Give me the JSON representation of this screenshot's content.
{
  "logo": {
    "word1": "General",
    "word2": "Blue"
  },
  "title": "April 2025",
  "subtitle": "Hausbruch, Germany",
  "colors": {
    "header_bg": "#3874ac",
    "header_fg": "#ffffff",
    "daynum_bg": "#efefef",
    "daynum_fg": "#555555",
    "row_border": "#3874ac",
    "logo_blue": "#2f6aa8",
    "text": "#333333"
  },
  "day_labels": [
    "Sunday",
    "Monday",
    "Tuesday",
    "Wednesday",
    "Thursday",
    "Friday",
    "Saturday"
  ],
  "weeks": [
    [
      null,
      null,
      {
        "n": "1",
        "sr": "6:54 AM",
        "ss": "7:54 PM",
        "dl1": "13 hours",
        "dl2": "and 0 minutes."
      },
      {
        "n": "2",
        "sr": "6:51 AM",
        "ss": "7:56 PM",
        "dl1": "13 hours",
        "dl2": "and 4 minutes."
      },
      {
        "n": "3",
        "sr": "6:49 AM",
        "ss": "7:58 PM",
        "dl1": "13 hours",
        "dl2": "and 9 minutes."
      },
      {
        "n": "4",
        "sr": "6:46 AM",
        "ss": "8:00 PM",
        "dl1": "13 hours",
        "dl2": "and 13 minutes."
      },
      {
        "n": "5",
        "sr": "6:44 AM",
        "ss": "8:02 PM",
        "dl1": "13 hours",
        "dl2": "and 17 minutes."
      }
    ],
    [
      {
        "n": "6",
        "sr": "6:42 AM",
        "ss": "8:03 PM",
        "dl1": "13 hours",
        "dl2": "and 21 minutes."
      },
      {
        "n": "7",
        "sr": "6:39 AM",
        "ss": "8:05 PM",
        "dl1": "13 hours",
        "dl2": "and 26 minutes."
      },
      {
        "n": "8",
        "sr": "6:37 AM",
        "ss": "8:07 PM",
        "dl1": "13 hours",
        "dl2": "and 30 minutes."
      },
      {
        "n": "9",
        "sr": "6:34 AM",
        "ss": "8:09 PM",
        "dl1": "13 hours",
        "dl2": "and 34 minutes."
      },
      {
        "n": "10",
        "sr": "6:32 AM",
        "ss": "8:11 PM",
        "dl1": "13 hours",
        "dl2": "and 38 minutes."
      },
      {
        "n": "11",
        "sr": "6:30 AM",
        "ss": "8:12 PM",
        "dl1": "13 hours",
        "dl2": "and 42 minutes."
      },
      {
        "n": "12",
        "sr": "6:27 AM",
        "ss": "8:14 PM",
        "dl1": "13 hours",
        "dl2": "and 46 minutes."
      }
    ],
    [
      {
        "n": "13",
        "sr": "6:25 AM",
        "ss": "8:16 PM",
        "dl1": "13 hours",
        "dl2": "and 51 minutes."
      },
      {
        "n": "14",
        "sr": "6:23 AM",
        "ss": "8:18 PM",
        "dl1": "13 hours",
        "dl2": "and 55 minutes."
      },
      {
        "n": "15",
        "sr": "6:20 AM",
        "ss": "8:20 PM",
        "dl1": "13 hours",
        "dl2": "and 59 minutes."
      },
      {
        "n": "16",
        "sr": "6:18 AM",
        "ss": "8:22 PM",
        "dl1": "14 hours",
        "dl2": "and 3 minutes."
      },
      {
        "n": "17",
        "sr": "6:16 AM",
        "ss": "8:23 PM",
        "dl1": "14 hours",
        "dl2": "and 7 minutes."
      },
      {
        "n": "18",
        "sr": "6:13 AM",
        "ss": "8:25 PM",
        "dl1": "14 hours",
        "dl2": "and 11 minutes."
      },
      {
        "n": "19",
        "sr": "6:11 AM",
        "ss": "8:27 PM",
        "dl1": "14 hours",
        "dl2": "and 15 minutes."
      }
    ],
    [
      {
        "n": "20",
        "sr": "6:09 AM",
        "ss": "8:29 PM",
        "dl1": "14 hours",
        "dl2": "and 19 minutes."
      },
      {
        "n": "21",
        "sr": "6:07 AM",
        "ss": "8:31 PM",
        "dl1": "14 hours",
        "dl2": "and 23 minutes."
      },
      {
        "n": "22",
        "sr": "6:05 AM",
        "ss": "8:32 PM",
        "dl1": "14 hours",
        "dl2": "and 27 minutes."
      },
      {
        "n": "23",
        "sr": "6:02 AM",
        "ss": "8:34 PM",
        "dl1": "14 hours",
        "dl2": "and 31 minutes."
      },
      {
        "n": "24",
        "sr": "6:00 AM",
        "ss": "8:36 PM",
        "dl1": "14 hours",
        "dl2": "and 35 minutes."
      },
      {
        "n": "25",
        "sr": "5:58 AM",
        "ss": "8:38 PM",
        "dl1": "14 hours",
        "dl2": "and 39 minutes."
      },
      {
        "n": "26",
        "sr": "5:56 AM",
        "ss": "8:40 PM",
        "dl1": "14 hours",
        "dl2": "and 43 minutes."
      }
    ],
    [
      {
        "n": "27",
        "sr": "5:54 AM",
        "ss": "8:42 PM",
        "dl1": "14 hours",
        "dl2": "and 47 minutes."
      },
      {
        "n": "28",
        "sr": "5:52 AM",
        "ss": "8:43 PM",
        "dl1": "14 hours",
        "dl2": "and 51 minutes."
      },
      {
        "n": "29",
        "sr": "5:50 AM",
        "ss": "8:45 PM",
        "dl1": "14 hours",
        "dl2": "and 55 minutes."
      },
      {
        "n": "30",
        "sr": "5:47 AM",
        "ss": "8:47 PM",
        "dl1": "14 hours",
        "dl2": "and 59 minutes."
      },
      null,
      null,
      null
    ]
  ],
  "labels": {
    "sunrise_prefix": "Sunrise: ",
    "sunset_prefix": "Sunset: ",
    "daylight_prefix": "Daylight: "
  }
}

- PROBLEM TO SOLVE -
Quote the entire listing above exactly.

- SOLVED PROBLEM -
Give me the JSON representation of this screenshot's content.
{
  "logo": {
    "word1": "General",
    "word2": "Blue"
  },
  "title": "April 2025",
  "subtitle": "Hausbruch, Germany",
  "colors": {
    "header_bg": "#3874ac",
    "header_fg": "#ffffff",
    "daynum_bg": "#efefef",
    "daynum_fg": "#555555",
    "row_border": "#3874ac",
    "logo_blue": "#2f6aa8",
    "text": "#333333"
  },
  "day_labels": [
    "Sunday",
    "Monday",
    "Tuesday",
    "Wednesday",
    "Thursday",
    "Friday",
    "Saturday"
  ],
  "weeks": [
    [
      null,
      null,
      {
        "n": "1",
        "sr": "6:54 AM",
        "ss": "7:54 PM",
        "dl1": "13 hours",
        "dl2": "and 0 minutes."
      },
      {
        "n": "2",
        "sr": "6:51 AM",
        "ss": "7:56 PM",
        "dl1": "13 hours",
        "dl2": "and 4 minutes."
      },
      {
        "n": "3",
        "sr": "6:49 AM",
        "ss": "7:58 PM",
        "dl1": "13 hours",
        "dl2": "and 9 minutes."
      },
      {
        "n": "4",
        "sr": "6:46 AM",
        "ss": "8:00 PM",
        "dl1": "13 hours",
        "dl2": "and 13 minutes."
      },
      {
        "n": "5",
        "sr": "6:44 AM",
        "ss": "8:02 PM",
        "dl1": "13 hours",
        "dl2": "and 17 minutes."
      }
    ],
    [
      {
        "n": "6",
        "sr": "6:42 AM",
        "ss": "8:03 PM",
        "dl1": "13 hours",
        "dl2": "and 21 minutes."
      },
      {
        "n": "7",
        "sr": "6:39 AM",
        "ss": "8:05 PM",
        "dl1": "13 hours",
        "dl2": "and 26 minutes."
      },
      {
        "n": "8",
        "sr": "6:37 AM",
        "ss": "8:07 PM",
        "dl1": "13 hours",
        "dl2": "and 30 minutes."
      },
      {
        "n": "9",
        "sr": "6:34 AM",
        "ss": "8:09 PM",
        "dl1": "13 hours",
        "dl2": "and 34 minutes."
      },
      {
        "n": "10",
        "sr": "6:32 AM",
        "ss": "8:11 PM",
        "dl1": "13 hours",
        "dl2": "and 38 minutes."
      },
      {
        "n": "11",
        "sr": "6:30 AM",
        "ss": "8:12 PM",
        "dl1": "13 hours",
        "dl2": "and 42 minutes."
      },
      {
        "n": "12",
        "sr": "6:27 AM",
        "ss": "8:14 PM",
        "dl1": "13 hours",
        "dl2": "and 46 minutes."
      }
    ],
    [
      {
        "n": "13",
        "sr": "6:25 AM",
        "ss": "8:16 PM",
        "dl1": "13 hours",
        "dl2": "and 51 minutes."
      },
      {
        "n": "14",
        "sr": "6:23 AM",
        "ss": "8:18 PM",
        "dl1": "13 hours",
        "dl2": "and 55 minutes."
      },
      {
        "n": "15",
        "sr": "6:20 AM",
        "ss": "8:20 PM",
        "dl1": "13 hours",
        "dl2": "and 59 minutes."
      },
      {
        "n": "16",
        "sr": "6:18 AM",
        "ss": "8:22 PM",
        "dl1": "14 hours",
        "dl2": "and 3 minutes."
      },
      {
        "n": "17",
        "sr": "6:16 AM",
        "ss": "8:23 PM",
        "dl1": "14 hours",
        "dl2": "and 7 minutes."
      },
      {
        "n": "18",
        "sr": "6:13 AM",
        "ss": "8:25 PM",
        "dl1": "14 hours",
        "dl2": "and 11 minutes."
      },
      {
        "n": "19",
        "sr": "6:11 AM",
        "ss": "8:27 PM",
        "dl1": "14 hours",
        "dl2": "and 15 minutes."
      }
    ],
    [
      {
        "n": "20",
        "sr": "6:09 AM",
        "ss": "8:29 PM",
        "dl1": "14 hours",
        "dl2": "and 19 minutes."
      },
      {
        "n": "21",
        "sr": "6:07 AM",
        "ss": "8:31 PM",
        "dl1": "14 hours",
        "dl2": "and 23 minutes."
      },
      {
        "n": "22",
        "sr": "6:05 AM",
        "ss": "8:32 PM",
        "dl1": "14 hours",
        "dl2": "and 27 minutes."
      },
      {
        "n": "23",
        "sr": "6:02 AM",
        "ss": "8:34 PM",
        "dl1": "14 hours",
        "dl2": "and 31 minutes."
      },
      {
        "n": "24",
        "sr": "6:00 AM",
        "ss": "8:36 PM",
        "dl1": "14 hours",
        "dl2": "and 35 minutes."
      },
      {
        "n": "25",
        "sr": "5:58 AM",
        "ss": "8:38 PM",
        "dl1": "14 hours",
        "dl2": "and 39 minutes."
      },
      {
        "n": "26",
        "sr": "5:56 AM",
        "ss": "8:40 PM",
        "dl1": "14 hours",
        "dl2": "and 43 minutes."
      }
    ],
    [
      {
        "n": "27",
        "sr": "5:54 AM",
        "ss": "8:42 PM",
        "dl1": "14 hours",
        "dl2": "and 47 minutes."
      },
      {
        "n": "28",
        "sr": "5:52 AM",
        "ss": "8:43 PM",
        "dl1": "14 hours",
        "dl2": "and 51 minutes."
      },
      {
        "n": "29",
        "sr": "5:50 AM",
        "ss": "8:45 PM",
        "dl1": "14 hours",
        "dl2": "and 55 minutes."
      },
      {
        "n": "30",
        "sr": "5:47 AM",
        "ss": "8:47 PM",
        "dl1": "14 hours",
        "dl2": "and 59 minutes."
      },
      null,
      null,
      null
    ]
  ],
  "labels": {
    "sunrise_prefix": "Sunrise: ",
    "sunset_prefix": "Sunset: ",
    "daylight_prefix": "Daylight: "
  }
}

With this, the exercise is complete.